Extract to read:
★ ★ ★ ★ ★

# Question: Coloring stainless steel blades.



## ripjack13 (Jul 15, 2014)

A friend of mine wants to know of a simple method of coloring 440C stainless, other than paint? Something like hot blueing that can be done by the avg person at home. He's got several knife kits he's doing and would like to darken the steel to black, dark gray or similar. Looking for something permanent or semi permanent/durable.

Any helpful suggestions or links?


----------



## HomeBody (Jul 16, 2014)

Winchester's stainless gun barrels came out in the 30's. They couldn't figure out how to blue them so they "Japanned" them, whatever that is. Some sort of paint I suppose. It didn't last and came off quick. People got mad. Winchester abandoned the stainless thing because of this. They sold all remaining stainless barrels in stock for scrap. Fast forward to now...stainless guns everywhere. All bare metal. There is no way to "blue" (as in the traditional sense) stainless that I know of. Gary

Reactions: Thank You! 1


----------



## ripjack13 (Jul 16, 2014)

Thanks Gary....
I hadn't heard of anything and a google search turned up zilch....

Maybe @Molokai or @Cody Killgore know this too?


----------



## Molokai (Jul 16, 2014)

★ ★ ★ ★ ★

Information supplied:
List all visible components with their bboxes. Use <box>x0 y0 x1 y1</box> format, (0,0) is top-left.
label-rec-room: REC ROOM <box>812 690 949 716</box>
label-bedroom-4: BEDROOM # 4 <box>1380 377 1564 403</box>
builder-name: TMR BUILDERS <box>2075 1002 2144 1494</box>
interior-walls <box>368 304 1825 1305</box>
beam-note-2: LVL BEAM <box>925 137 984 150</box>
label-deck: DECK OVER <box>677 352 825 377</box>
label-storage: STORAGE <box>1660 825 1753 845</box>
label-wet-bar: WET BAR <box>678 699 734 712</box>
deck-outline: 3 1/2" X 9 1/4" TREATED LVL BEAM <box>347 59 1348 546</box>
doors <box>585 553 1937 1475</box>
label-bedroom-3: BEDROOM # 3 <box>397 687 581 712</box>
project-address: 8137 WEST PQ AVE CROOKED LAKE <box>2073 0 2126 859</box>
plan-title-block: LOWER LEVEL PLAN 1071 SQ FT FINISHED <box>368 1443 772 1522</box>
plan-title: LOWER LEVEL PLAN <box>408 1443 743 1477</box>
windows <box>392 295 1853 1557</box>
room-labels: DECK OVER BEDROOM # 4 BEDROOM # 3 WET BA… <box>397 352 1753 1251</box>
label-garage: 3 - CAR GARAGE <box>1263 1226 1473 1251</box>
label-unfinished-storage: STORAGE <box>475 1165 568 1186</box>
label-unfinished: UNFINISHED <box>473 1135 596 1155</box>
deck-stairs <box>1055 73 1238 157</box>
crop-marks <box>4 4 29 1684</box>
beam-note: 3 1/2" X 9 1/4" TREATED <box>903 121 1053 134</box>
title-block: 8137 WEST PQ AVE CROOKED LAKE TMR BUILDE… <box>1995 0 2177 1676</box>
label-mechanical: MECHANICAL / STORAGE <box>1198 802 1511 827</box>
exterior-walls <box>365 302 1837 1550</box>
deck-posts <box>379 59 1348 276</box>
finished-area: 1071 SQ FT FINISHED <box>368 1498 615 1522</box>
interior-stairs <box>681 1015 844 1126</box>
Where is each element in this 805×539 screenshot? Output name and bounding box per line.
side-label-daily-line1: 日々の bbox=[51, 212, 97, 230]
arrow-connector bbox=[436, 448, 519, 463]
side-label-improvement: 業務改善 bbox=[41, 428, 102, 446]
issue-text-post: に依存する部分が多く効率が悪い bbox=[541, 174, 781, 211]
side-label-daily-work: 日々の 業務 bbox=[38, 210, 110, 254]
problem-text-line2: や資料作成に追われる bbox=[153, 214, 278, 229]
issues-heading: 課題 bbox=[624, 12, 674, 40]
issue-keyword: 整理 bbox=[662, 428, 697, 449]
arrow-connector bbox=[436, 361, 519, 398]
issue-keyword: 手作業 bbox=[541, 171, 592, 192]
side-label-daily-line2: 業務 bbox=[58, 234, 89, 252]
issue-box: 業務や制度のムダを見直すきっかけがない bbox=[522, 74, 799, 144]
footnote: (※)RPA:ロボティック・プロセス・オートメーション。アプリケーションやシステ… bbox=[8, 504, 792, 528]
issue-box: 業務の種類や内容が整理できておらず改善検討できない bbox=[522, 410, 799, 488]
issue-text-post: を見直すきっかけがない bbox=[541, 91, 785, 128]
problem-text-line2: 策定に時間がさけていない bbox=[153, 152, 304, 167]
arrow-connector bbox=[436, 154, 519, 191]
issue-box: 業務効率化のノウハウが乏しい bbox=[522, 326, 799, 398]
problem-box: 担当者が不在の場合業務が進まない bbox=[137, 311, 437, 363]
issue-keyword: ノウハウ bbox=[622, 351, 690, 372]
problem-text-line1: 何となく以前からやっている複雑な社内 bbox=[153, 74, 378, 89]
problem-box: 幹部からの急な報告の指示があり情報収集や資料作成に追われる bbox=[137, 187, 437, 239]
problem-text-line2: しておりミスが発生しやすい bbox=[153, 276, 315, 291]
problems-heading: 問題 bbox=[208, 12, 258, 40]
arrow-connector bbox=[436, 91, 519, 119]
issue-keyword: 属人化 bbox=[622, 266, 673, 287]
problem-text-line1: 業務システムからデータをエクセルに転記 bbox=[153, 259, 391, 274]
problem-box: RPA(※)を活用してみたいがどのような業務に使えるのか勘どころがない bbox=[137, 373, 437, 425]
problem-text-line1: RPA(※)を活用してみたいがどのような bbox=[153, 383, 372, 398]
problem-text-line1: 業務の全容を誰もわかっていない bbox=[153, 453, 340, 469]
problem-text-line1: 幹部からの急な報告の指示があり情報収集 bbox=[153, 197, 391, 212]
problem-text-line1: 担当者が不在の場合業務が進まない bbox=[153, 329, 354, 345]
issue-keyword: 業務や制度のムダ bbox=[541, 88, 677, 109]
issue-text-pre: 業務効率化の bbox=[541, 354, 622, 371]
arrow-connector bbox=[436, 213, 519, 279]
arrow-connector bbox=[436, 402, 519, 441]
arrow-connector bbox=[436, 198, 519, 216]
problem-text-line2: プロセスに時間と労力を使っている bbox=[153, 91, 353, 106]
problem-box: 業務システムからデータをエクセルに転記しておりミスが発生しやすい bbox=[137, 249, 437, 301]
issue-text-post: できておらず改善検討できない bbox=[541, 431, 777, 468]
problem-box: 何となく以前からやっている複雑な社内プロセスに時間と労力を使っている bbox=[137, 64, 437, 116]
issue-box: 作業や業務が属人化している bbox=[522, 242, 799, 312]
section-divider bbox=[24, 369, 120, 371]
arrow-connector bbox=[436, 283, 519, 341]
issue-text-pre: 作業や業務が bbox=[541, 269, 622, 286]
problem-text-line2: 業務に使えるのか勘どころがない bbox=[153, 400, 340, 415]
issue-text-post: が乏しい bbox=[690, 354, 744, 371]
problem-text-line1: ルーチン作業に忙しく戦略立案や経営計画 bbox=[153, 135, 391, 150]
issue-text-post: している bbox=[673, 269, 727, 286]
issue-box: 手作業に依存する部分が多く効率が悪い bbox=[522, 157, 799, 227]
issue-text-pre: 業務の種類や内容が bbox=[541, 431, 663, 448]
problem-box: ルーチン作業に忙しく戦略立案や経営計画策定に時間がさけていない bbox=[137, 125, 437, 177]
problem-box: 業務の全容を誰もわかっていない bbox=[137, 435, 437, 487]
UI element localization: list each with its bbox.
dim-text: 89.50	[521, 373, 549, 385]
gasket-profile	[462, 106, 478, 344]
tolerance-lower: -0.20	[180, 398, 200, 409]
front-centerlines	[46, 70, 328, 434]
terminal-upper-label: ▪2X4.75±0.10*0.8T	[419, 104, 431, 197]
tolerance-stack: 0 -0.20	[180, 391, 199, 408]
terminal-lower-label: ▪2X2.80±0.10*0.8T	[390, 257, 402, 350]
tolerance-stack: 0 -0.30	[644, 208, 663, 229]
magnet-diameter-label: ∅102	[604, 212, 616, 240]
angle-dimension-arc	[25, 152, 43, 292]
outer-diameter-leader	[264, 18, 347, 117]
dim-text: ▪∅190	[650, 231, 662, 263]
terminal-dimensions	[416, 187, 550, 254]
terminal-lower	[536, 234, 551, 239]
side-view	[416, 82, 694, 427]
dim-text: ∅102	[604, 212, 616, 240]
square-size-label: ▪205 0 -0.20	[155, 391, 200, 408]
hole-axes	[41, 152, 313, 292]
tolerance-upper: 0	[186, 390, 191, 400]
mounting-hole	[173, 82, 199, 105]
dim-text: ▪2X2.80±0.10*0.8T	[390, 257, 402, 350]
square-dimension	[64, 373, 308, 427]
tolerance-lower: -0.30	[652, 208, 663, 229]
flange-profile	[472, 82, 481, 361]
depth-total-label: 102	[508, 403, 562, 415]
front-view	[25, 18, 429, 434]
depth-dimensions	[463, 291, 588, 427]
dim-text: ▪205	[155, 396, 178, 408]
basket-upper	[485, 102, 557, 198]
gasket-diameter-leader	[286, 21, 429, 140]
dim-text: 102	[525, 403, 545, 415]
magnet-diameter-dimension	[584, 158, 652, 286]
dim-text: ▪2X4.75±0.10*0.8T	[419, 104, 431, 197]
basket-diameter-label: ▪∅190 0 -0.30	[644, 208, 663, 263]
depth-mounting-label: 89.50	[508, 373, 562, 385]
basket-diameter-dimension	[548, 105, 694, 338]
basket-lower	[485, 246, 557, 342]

★ ★ ★ ★ ★

Instructions to follow: In the forum thread about coloring stainless steel blades, what did Winchester do with its remaining stock of stainless barrels?

Written answer: Winchester sold all of its remaining stainless barrels for scrap.